DATA PROVIDED:

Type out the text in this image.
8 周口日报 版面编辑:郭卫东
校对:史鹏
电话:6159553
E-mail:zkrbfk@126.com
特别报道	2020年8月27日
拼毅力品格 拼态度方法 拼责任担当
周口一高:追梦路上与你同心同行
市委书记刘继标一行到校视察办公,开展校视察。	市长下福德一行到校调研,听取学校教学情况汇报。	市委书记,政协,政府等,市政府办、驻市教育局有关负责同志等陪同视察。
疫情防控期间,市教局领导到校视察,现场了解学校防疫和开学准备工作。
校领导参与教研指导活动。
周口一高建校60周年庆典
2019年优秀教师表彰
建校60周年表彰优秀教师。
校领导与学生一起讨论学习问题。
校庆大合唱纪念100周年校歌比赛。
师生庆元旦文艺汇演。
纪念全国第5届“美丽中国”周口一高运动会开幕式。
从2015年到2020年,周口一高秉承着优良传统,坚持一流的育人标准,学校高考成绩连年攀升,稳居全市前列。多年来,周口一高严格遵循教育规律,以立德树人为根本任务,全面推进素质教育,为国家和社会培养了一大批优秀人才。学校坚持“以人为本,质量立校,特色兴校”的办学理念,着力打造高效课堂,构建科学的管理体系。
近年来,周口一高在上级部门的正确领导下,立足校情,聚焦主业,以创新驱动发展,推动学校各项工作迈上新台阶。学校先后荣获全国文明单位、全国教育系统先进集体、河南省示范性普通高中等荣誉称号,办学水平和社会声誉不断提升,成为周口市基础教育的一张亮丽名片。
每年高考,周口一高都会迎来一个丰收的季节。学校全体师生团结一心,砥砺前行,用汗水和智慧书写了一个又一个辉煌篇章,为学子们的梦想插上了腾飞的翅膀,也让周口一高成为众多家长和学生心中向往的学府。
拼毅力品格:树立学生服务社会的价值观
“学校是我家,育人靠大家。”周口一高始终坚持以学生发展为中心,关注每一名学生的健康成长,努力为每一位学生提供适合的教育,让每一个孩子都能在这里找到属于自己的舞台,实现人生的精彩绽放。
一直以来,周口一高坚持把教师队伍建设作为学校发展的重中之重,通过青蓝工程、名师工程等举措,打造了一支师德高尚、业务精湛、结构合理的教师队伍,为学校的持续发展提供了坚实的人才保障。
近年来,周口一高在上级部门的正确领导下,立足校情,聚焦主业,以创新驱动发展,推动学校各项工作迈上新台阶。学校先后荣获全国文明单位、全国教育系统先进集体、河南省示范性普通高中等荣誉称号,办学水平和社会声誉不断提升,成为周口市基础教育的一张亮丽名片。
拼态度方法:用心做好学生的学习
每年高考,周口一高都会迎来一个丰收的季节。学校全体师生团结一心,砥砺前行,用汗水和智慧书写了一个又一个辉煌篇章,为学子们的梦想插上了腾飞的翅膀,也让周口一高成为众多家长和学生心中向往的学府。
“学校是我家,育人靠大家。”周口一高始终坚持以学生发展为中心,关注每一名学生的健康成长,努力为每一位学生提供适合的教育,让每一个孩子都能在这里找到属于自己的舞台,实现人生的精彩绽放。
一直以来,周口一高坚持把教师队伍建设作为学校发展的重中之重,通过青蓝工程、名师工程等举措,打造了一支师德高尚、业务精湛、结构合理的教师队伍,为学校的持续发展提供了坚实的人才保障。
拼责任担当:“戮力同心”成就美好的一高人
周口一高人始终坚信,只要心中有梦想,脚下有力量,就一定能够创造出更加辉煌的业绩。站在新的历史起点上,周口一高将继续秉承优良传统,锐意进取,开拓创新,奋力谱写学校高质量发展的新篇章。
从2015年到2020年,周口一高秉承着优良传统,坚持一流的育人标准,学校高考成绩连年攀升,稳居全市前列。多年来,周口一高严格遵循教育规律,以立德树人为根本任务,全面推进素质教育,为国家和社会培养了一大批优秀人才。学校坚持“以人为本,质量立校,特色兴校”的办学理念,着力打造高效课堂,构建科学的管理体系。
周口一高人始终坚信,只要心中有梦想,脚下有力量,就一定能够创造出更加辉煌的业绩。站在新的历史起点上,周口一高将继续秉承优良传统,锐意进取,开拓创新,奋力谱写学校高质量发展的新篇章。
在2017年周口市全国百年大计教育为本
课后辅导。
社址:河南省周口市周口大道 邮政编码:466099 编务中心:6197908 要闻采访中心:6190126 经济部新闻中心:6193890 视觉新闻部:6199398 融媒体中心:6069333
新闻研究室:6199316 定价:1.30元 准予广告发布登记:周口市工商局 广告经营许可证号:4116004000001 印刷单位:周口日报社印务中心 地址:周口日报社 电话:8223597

WORK TO COMPLETE:
Copy every record above exactly as it appears.

OUTPUT OF THE TASK:
Type out the text in this image.
8 周口日报 版面编辑:郭卫东
校对:史鹏
电话:6159553
E-mail:zkrbfk@126.com
特别报道	2020年8月27日
拼毅力品格 拼态度方法 拼责任担当
周口一高:追梦路上与你同心同行
市委书记刘继标一行到校视察办公,开展校视察。	市长下福德一行到校调研,听取学校教学情况汇报。	市委书记,政协,政府等,市政府办、驻市教育局有关负责同志等陪同视察。
疫情防控期间,市教局领导到校视察,现场了解学校防疫和开学准备工作。
校领导参与教研指导活动。
周口一高建校60周年庆典
2019年优秀教师表彰
建校60周年表彰优秀教师。
校领导与学生一起讨论学习问题。
校庆大合唱纪念100周年校歌比赛。
师生庆元旦文艺汇演。
纪念全国第5届“美丽中国”周口一高运动会开幕式。
从2015年到2020年,周口一高秉承着优良传统,坚持一流的育人标准,学校高考成绩连年攀升,稳居全市前列。多年来,周口一高严格遵循教育规律,以立德树人为根本任务,全面推进素质教育,为国家和社会培养了一大批优秀人才。学校坚持“以人为本,质量立校,特色兴校”的办学理念,着力打造高效课堂,构建科学的管理体系。
近年来,周口一高在上级部门的正确领导下,立足校情,聚焦主业,以创新驱动发展,推动学校各项工作迈上新台阶。学校先后荣获全国文明单位、全国教育系统先进集体、河南省示范性普通高中等荣誉称号,办学水平和社会声誉不断提升,成为周口市基础教育的一张亮丽名片。
每年高考,周口一高都会迎来一个丰收的季节。学校全体师生团结一心,砥砺前行,用汗水和智慧书写了一个又一个辉煌篇章,为学子们的梦想插上了腾飞的翅膀,也让周口一高成为众多家长和学生心中向往的学府。
拼毅力品格:树立学生服务社会的价值观
“学校是我家,育人靠大家。”周口一高始终坚持以学生发展为中心,关注每一名学生的健康成长,努力为每一位学生提供适合的教育,让每一个孩子都能在这里找到属于自己的舞台,实现人生的精彩绽放。
一直以来,周口一高坚持把教师队伍建设作为学校发展的重中之重,通过青蓝工程、名师工程等举措,打造了一支师德高尚、业务精湛、结构合理的教师队伍,为学校的持续发展提供了坚实的人才保障。
近年来,周口一高在上级部门的正确领导下,立足校情,聚焦主业,以创新驱动发展,推动学校各项工作迈上新台阶。学校先后荣获全国文明单位、全国教育系统先进集体、河南省示范性普通高中等荣誉称号,办学水平和社会声誉不断提升,成为周口市基础教育的一张亮丽名片。
拼态度方法:用心做好学生的学习
每年高考,周口一高都会迎来一个丰收的季节。学校全体师生团结一心,砥砺前行,用汗水和智慧书写了一个又一个辉煌篇章,为学子们的梦想插上了腾飞的翅膀,也让周口一高成为众多家长和学生心中向往的学府。
“学校是我家,育人靠大家。”周口一高始终坚持以学生发展为中心,关注每一名学生的健康成长,努力为每一位学生提供适合的教育,让每一个孩子都能在这里找到属于自己的舞台,实现人生的精彩绽放。
一直以来,周口一高坚持把教师队伍建设作为学校发展的重中之重,通过青蓝工程、名师工程等举措,打造了一支师德高尚、业务精湛、结构合理的教师队伍,为学校的持续发展提供了坚实的人才保障。
拼责任担当:“戮力同心”成就美好的一高人
周口一高人始终坚信,只要心中有梦想,脚下有力量,就一定能够创造出更加辉煌的业绩。站在新的历史起点上,周口一高将继续秉承优良传统,锐意进取,开拓创新,奋力谱写学校高质量发展的新篇章。
从2015年到2020年,周口一高秉承着优良传统,坚持一流的育人标准,学校高考成绩连年攀升,稳居全市前列。多年来,周口一高严格遵循教育规律,以立德树人为根本任务,全面推进素质教育,为国家和社会培养了一大批优秀人才。学校坚持“以人为本,质量立校,特色兴校”的办学理念,着力打造高效课堂,构建科学的管理体系。
周口一高人始终坚信,只要心中有梦想,脚下有力量,就一定能够创造出更加辉煌的业绩。站在新的历史起点上,周口一高将继续秉承优良传统,锐意进取,开拓创新,奋力谱写学校高质量发展的新篇章。
在2017年周口市全国百年大计教育为本
课后辅导。
社址:河南省周口市周口大道 邮政编码:466099 编务中心:6197908 要闻采访中心:6190126 经济部新闻中心:6193890 视觉新闻部:6199398 融媒体中心:6069333
新闻研究室:6199316 定价:1.30元 准予广告发布登记:周口市工商局 广告经营许可证号:4116004000001 印刷单位:周口日报社印务中心 地址:周口日报社 电话:8223597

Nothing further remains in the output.